───── Records for the exercise

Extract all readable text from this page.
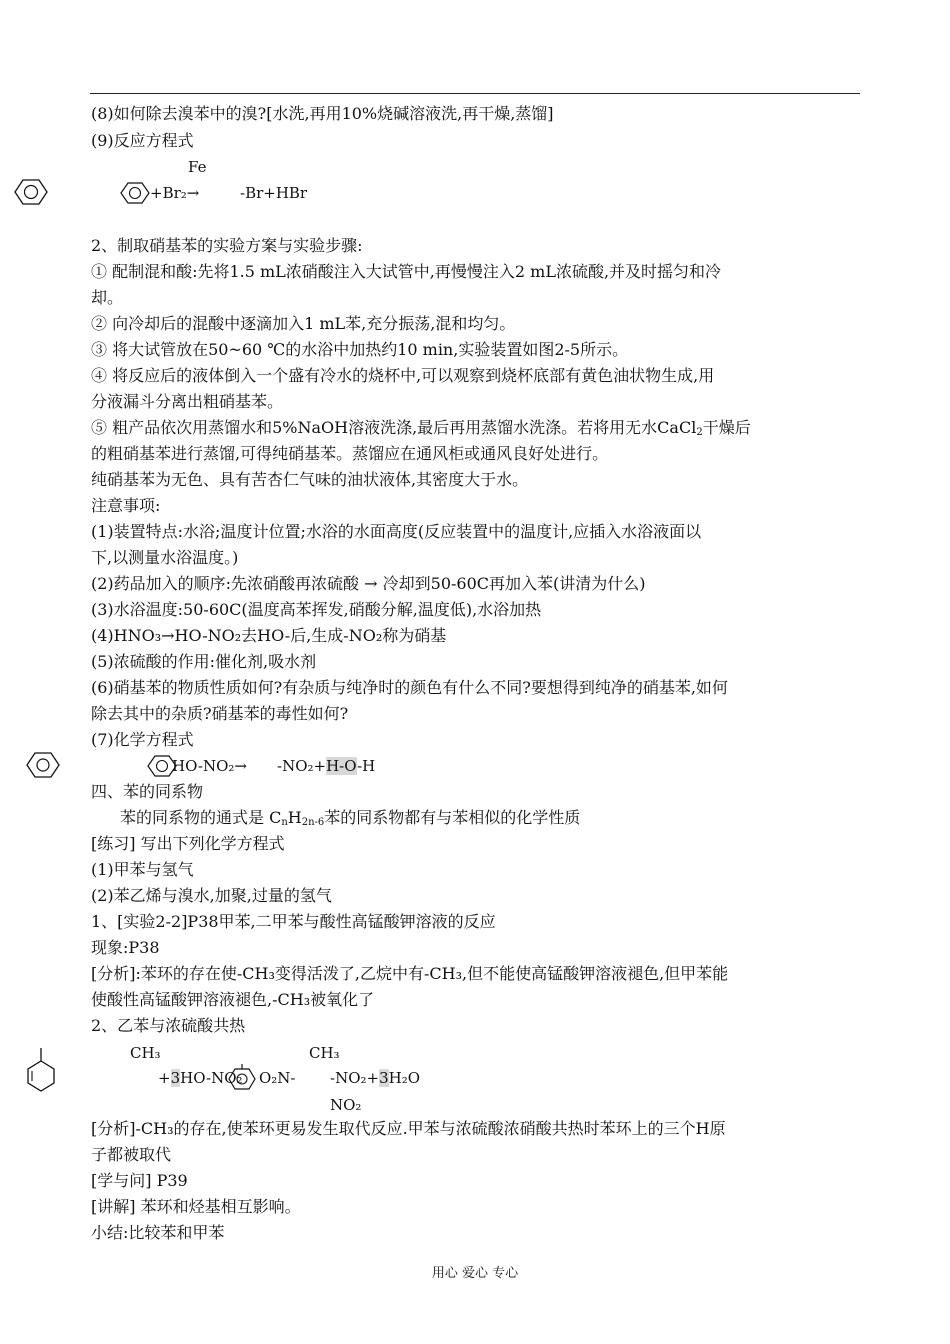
(8)如何除去溴苯中的溴?[水洗,再用10%烧碱溶液洗,再干燥,蒸馏]
(9)反应方程式
Fe
+Br₂→	-Br+HBr
2、制取硝基苯的实验方案与实验步骤:
① 配制混和酸:先将1.5 mL浓硝酸注入大试管中,再慢慢注入2 mL浓硫酸,并及时摇匀和冷
却。
② 向冷却后的混酸中逐滴加入1 mL苯,充分振荡,混和均匀。
③ 将大试管放在50~60 ℃的水浴中加热约10 min,实验装置如图2-5所示。
④ 将反应后的液体倒入一个盛有冷水的烧杯中,可以观察到烧杯底部有黄色油状物生成,用
分液漏斗分离出粗硝基苯。
⑤ 粗产品依次用蒸馏水和5%NaOH溶液洗涤,最后再用蒸馏水洗涤。若将用无水CaCl$_2$干燥后
的粗硝基苯进行蒸馏,可得纯硝基苯。蒸馏应在通风柜或通风良好处进行。
纯硝基苯为无色、具有苦杏仁气味的油状液体,其密度大于水。
注意事项:
(1)装置特点:水浴;温度计位置;水浴的水面高度(反应装置中的温度计,应插入水浴液面以
下,以测量水浴温度。)
(2)药品加入的顺序:先浓硝酸再浓硫酸 → 冷却到50-60C再加入苯(讲清为什么)
(3)水浴温度:50-60C(温度高苯挥发,硝酸分解,温度低),水浴加热
(4)HNO₃→HO-NO₂去HO-后,生成-NO₂称为硝基
(5)浓硫酸的作用:催化剂,吸水剂
(6)硝基苯的物质性质如何?有杂质与纯净时的颜色有什么不同?要想得到纯净的硝基苯,如何
除去其中的杂质?硝基苯的毒性如何?
(7)化学方程式
HO-NO₂→ -NO₂+H-O-H
四、苯的同系物
苯的同系物的通式是 $C_nH_{2n-6}$苯的同系物都有与苯相似的化学性质
[练习] 写出下列化学方程式
(1)甲苯与氢气
(2)苯乙烯与溴水,加聚,过量的氢气
1、[实验2-2]P38甲苯,二甲苯与酸性高锰酸钾溶液的反应
现象:P38
[分析]:苯环的存在使-CH₃变得活泼了,乙烷中有-CH₃,但不能使高锰酸钾溶液褪色,但甲苯能
使酸性高锰酸钾溶液褪色,-CH₃被氧化了
2、乙苯与浓硫酸共热
CH₃	CH₃
+3HO-NO₂ O₂N- -NO₂+3H₂O
NO₂
[分析]-CH₃的存在,使苯环更易发生取代反应.甲苯与浓硫酸浓硝酸共热时苯环上的三个H原
子都被取代
[学与问] P39
[讲解] 苯环和烃基相互影响。
小结:比较苯和甲苯
用心 爱心 专心
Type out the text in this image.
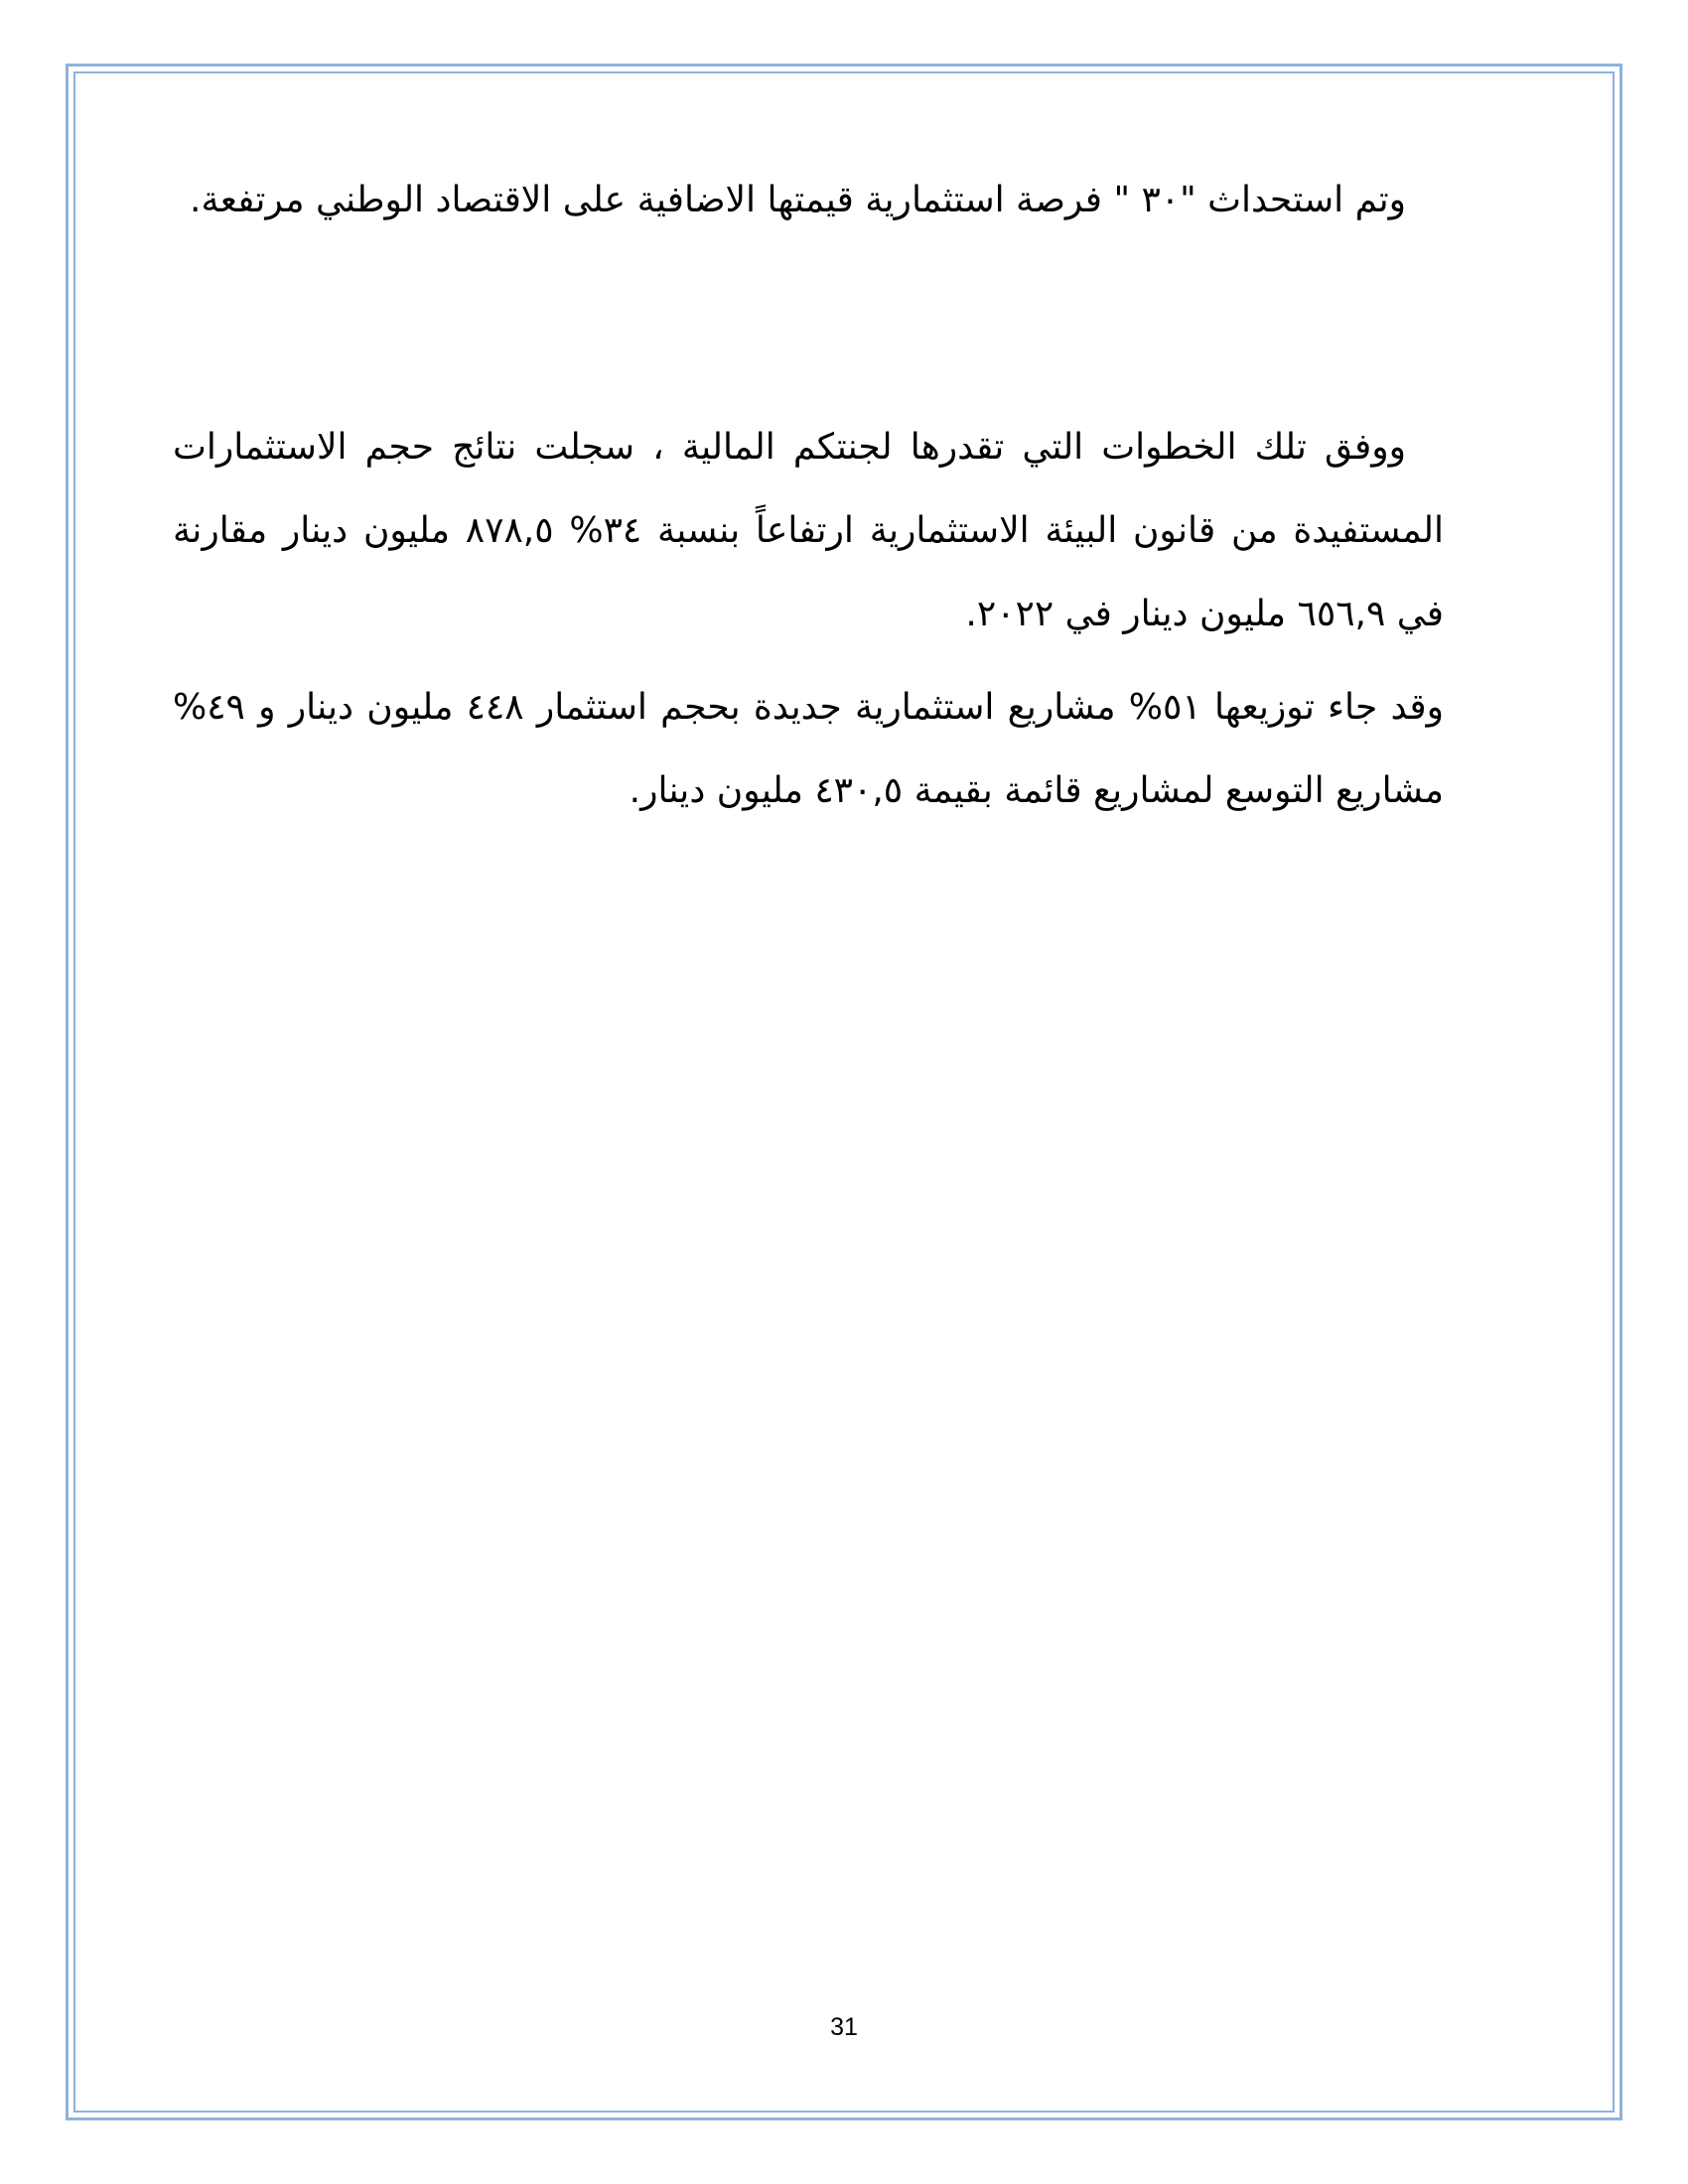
وتم استحداث "٣٠ " فرصة استثمارية قيمتها الاضافية على الاقتصاد الوطني مرتفعة.

ووفق تلك الخطوات التي تقدرها لجنتكم المالية ، سجلت نتائج حجم الاستثمارات المستفيدة من قانون البيئة الاستثمارية ارتفاعاً بنسبة ٣٤% ٨٧٨,٥ مليون دينار مقارنة في ٦٥٦,٩ مليون دينار في ٢٠٢٢.

وقد جاء توزيعها ٥١% مشاريع استثمارية جديدة بحجم استثمار ٤٤٨ مليون دينار و ٤٩% مشاريع التوسع لمشاريع قائمة بقيمة ٤٣٠,٥ مليون دينار.

31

──────────

— Problem requirements —
Reproduce each entry precisely. Leave the pictures out.

— Expected output —
Extract all readable text from this page.
(8)如何除去溴苯中的溴?[水洗,再用10%烧碱溶液洗,再干燥,蒸馏]
(9)反应方程式
Fe
+Br₂→	-Br+HBr
2、制取硝基苯的实验方案与实验步骤:
① 配制混和酸:先将1.5 mL浓硝酸注入大试管中,再慢慢注入2 mL浓硫酸,并及时摇匀和冷
却。
② 向冷却后的混酸中逐滴加入1 mL苯,充分振荡,混和均匀。
③ 将大试管放在50~60 ℃的水浴中加热约10 min,实验装置如图2-5所示。
④ 将反应后的液体倒入一个盛有冷水的烧杯中,可以观察到烧杯底部有黄色油状物生成,用
分液漏斗分离出粗硝基苯。
⑤ 粗产品依次用蒸馏水和5%NaOH溶液洗涤,最后再用蒸馏水洗涤。若将用无水CaCl$_2$干燥后
的粗硝基苯进行蒸馏,可得纯硝基苯。蒸馏应在通风柜或通风良好处进行。
纯硝基苯为无色、具有苦杏仁气味的油状液体,其密度大于水。
注意事项:
(1)装置特点:水浴;温度计位置;水浴的水面高度(反应装置中的温度计,应插入水浴液面以
下,以测量水浴温度。)
(2)药品加入的顺序:先浓硝酸再浓硫酸 → 冷却到50-60C再加入苯(讲清为什么)
(3)水浴温度:50-60C(温度高苯挥发,硝酸分解,温度低),水浴加热
(4)HNO₃→HO-NO₂去HO-后,生成-NO₂称为硝基
(5)浓硫酸的作用:催化剂,吸水剂
(6)硝基苯的物质性质如何?有杂质与纯净时的颜色有什么不同?要想得到纯净的硝基苯,如何
除去其中的杂质?硝基苯的毒性如何?
(7)化学方程式
HO-NO₂→ -NO₂+H-O-H
四、苯的同系物
苯的同系物的通式是 $C_nH_{2n-6}$苯的同系物都有与苯相似的化学性质
[练习] 写出下列化学方程式
(1)甲苯与氢气
(2)苯乙烯与溴水,加聚,过量的氢气
1、[实验2-2]P38甲苯,二甲苯与酸性高锰酸钾溶液的反应
现象:P38
[分析]:苯环的存在使-CH₃变得活泼了,乙烷中有-CH₃,但不能使高锰酸钾溶液褪色,但甲苯能
使酸性高锰酸钾溶液褪色,-CH₃被氧化了
2、乙苯与浓硫酸共热
CH₃	CH₃
+3HO-NO₂ O₂N- -NO₂+3H₂O
NO₂
[分析]-CH₃的存在,使苯环更易发生取代反应.甲苯与浓硫酸浓硝酸共热时苯环上的三个H原
子都被取代
[学与问] P39
[讲解] 苯环和烃基相互影响。
小结:比较苯和甲苯
用心 爱心 专心
Type out the text in this image.
وتم استحداث "٣٠ " فرصة استثمارية قيمتها الاضافية على الاقتصاد الوطني مرتفعة.

ووفق تلك الخطوات التي تقدرها لجنتكم المالية ، سجلت نتائج حجم الاستثمارات المستفيدة من قانون البيئة الاستثمارية ارتفاعاً بنسبة ٣٤% ٨٧٨,٥ مليون دينار مقارنة في ٦٥٦,٩ مليون دينار في ٢٠٢٢.

وقد جاء توزيعها ٥١% مشاريع استثمارية جديدة بحجم استثمار ٤٤٨ مليون دينار و ٤٩% مشاريع التوسع لمشاريع قائمة بقيمة ٤٣٠,٥ مليون دينار.

31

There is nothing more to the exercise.